What the task requires >>
The data below is to be copied exactly, line by line.
START Exercise data
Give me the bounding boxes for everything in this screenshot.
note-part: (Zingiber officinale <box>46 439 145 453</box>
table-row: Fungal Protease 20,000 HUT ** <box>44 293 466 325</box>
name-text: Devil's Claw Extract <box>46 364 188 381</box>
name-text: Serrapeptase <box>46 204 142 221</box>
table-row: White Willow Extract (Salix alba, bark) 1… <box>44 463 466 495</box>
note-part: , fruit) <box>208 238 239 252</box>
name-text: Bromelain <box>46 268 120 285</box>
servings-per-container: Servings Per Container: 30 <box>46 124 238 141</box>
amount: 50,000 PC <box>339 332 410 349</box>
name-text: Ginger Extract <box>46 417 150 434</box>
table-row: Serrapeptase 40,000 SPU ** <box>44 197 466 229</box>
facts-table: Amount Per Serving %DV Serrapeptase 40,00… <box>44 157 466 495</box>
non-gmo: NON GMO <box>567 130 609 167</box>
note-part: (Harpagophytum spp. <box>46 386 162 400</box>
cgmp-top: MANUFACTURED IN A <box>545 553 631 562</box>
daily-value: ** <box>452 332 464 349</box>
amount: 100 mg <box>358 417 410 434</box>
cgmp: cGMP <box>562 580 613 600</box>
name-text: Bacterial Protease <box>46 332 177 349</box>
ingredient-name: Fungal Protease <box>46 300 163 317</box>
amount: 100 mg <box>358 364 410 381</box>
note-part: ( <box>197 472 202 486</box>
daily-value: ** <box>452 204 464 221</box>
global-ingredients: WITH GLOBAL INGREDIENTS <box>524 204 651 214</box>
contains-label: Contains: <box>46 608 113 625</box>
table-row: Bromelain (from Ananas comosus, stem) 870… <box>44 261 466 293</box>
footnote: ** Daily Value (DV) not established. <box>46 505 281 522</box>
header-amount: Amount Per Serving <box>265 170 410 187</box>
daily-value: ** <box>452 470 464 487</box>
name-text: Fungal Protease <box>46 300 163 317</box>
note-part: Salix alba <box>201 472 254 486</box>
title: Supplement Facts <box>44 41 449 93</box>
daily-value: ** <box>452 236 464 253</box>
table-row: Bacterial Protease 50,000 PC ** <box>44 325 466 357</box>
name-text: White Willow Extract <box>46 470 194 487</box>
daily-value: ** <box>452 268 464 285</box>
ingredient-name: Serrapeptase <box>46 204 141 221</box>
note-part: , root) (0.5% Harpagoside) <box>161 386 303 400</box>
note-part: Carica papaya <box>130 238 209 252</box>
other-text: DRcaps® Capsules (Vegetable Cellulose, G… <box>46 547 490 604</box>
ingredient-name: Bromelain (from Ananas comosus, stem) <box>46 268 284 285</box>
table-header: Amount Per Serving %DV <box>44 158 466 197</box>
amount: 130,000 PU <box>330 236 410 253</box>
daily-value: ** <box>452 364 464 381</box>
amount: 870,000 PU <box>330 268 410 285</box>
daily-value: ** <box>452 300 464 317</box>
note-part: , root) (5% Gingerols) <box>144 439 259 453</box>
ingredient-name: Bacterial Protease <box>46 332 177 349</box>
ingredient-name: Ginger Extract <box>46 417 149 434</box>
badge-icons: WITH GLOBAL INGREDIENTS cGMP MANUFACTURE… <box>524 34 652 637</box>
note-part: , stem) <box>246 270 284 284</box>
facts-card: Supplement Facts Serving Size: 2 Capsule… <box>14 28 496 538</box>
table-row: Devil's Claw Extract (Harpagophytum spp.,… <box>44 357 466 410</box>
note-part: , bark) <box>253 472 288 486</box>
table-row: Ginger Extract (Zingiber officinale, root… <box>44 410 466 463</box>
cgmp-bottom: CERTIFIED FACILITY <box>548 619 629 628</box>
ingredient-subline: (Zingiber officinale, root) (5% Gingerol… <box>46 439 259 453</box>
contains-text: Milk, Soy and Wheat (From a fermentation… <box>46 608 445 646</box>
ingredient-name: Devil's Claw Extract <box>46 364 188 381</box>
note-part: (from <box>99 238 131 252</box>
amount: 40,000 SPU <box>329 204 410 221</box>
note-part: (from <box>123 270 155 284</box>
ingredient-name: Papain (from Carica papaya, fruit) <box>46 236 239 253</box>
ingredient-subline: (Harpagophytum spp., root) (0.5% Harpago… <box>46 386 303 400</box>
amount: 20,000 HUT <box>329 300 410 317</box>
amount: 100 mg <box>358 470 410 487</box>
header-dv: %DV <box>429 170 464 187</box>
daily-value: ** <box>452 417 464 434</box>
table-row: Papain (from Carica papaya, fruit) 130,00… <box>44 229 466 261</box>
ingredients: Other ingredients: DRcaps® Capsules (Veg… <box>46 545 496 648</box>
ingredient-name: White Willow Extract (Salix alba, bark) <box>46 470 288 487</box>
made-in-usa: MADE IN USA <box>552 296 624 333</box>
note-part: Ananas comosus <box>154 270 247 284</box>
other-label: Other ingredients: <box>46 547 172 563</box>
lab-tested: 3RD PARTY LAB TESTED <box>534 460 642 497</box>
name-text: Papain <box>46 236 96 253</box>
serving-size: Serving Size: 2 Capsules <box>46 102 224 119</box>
END Exercise data
Exercise result >>
Give me the bounding boxes for everything in this screenshot.
note-part: (Zingiber officinale <box>46 439 145 453</box>
table-row: Fungal Protease 20,000 HUT ** <box>44 293 466 325</box>
name-text: Devil's Claw Extract <box>46 364 188 381</box>
name-text: Serrapeptase <box>46 204 142 221</box>
table-row: White Willow Extract (Salix alba, bark) 1… <box>44 463 466 495</box>
note-part: , fruit) <box>208 238 239 252</box>
name-text: Bromelain <box>46 268 120 285</box>
servings-per-container: Servings Per Container: 30 <box>46 124 238 141</box>
amount: 50,000 PC <box>339 332 410 349</box>
name-text: Ginger Extract <box>46 417 150 434</box>
table-row: Serrapeptase 40,000 SPU ** <box>44 197 466 229</box>
facts-table: Amount Per Serving %DV Serrapeptase 40,00… <box>44 157 466 495</box>
non-gmo: NON GMO <box>567 130 609 167</box>
note-part: (Harpagophytum spp. <box>46 386 162 400</box>
cgmp-top: MANUFACTURED IN A <box>545 553 631 562</box>
daily-value: ** <box>452 332 464 349</box>
amount: 100 mg <box>358 417 410 434</box>
cgmp: cGMP <box>562 580 613 600</box>
name-text: Bacterial Protease <box>46 332 177 349</box>
ingredient-name: Fungal Protease <box>46 300 163 317</box>
amount: 100 mg <box>358 364 410 381</box>
note-part: ( <box>197 472 202 486</box>
daily-value: ** <box>452 204 464 221</box>
global-ingredients: WITH GLOBAL INGREDIENTS <box>524 204 651 214</box>
contains-label: Contains: <box>46 608 113 625</box>
table-row: Bromelain (from Ananas comosus, stem) 870… <box>44 261 466 293</box>
footnote: ** Daily Value (DV) not established. <box>46 505 281 522</box>
header-amount: Amount Per Serving <box>265 170 410 187</box>
daily-value: ** <box>452 470 464 487</box>
name-text: Fungal Protease <box>46 300 163 317</box>
note-part: Salix alba <box>201 472 254 486</box>
title: Supplement Facts <box>44 41 449 93</box>
daily-value: ** <box>452 236 464 253</box>
table-row: Bacterial Protease 50,000 PC ** <box>44 325 466 357</box>
name-text: White Willow Extract <box>46 470 194 487</box>
daily-value: ** <box>452 268 464 285</box>
ingredient-name: Serrapeptase <box>46 204 141 221</box>
note-part: , root) (0.5% Harpagoside) <box>161 386 303 400</box>
note-part: Carica papaya <box>130 238 209 252</box>
other-text: DRcaps® Capsules (Vegetable Cellulose, G… <box>46 547 490 604</box>
ingredient-name: Bromelain (from Ananas comosus, stem) <box>46 268 284 285</box>
table-header: Amount Per Serving %DV <box>44 158 466 197</box>
amount: 130,000 PU <box>330 236 410 253</box>
daily-value: ** <box>452 364 464 381</box>
amount: 870,000 PU <box>330 268 410 285</box>
daily-value: ** <box>452 300 464 317</box>
note-part: , root) (5% Gingerols) <box>144 439 259 453</box>
ingredient-name: Bacterial Protease <box>46 332 177 349</box>
ingredient-name: Ginger Extract <box>46 417 149 434</box>
badge-icons: WITH GLOBAL INGREDIENTS cGMP MANUFACTURE… <box>524 34 652 637</box>
note-part: , stem) <box>246 270 284 284</box>
facts-card: Supplement Facts Serving Size: 2 Capsule… <box>14 28 496 538</box>
table-row: Devil's Claw Extract (Harpagophytum spp.,… <box>44 357 466 410</box>
note-part: , bark) <box>253 472 288 486</box>
table-row: Ginger Extract (Zingiber officinale, root… <box>44 410 466 463</box>
cgmp-bottom: CERTIFIED FACILITY <box>548 619 629 628</box>
ingredient-subline: (Zingiber officinale, root) (5% Gingerol… <box>46 439 259 453</box>
contains-text: Milk, Soy and Wheat (From a fermentation… <box>46 608 445 646</box>
ingredient-name: Devil's Claw Extract <box>46 364 188 381</box>
note-part: (from <box>99 238 131 252</box>
amount: 40,000 SPU <box>329 204 410 221</box>
note-part: (from <box>123 270 155 284</box>
ingredient-name: Papain (from Carica papaya, fruit) <box>46 236 239 253</box>
ingredient-subline: (Harpagophytum spp., root) (0.5% Harpago… <box>46 386 303 400</box>
amount: 20,000 HUT <box>329 300 410 317</box>
amount: 100 mg <box>358 470 410 487</box>
header-dv: %DV <box>429 170 464 187</box>
daily-value: ** <box>452 417 464 434</box>
table-row: Papain (from Carica papaya, fruit) 130,00… <box>44 229 466 261</box>
ingredients: Other ingredients: DRcaps® Capsules (Veg… <box>46 545 496 648</box>
ingredient-name: White Willow Extract (Salix alba, bark) <box>46 470 288 487</box>
made-in-usa: MADE IN USA <box>552 296 624 333</box>
note-part: Ananas comosus <box>154 270 247 284</box>
other-label: Other ingredients: <box>46 547 172 563</box>
lab-tested: 3RD PARTY LAB TESTED <box>534 460 642 497</box>
name-text: Papain <box>46 236 96 253</box>
serving-size: Serving Size: 2 Capsules <box>46 102 224 119</box>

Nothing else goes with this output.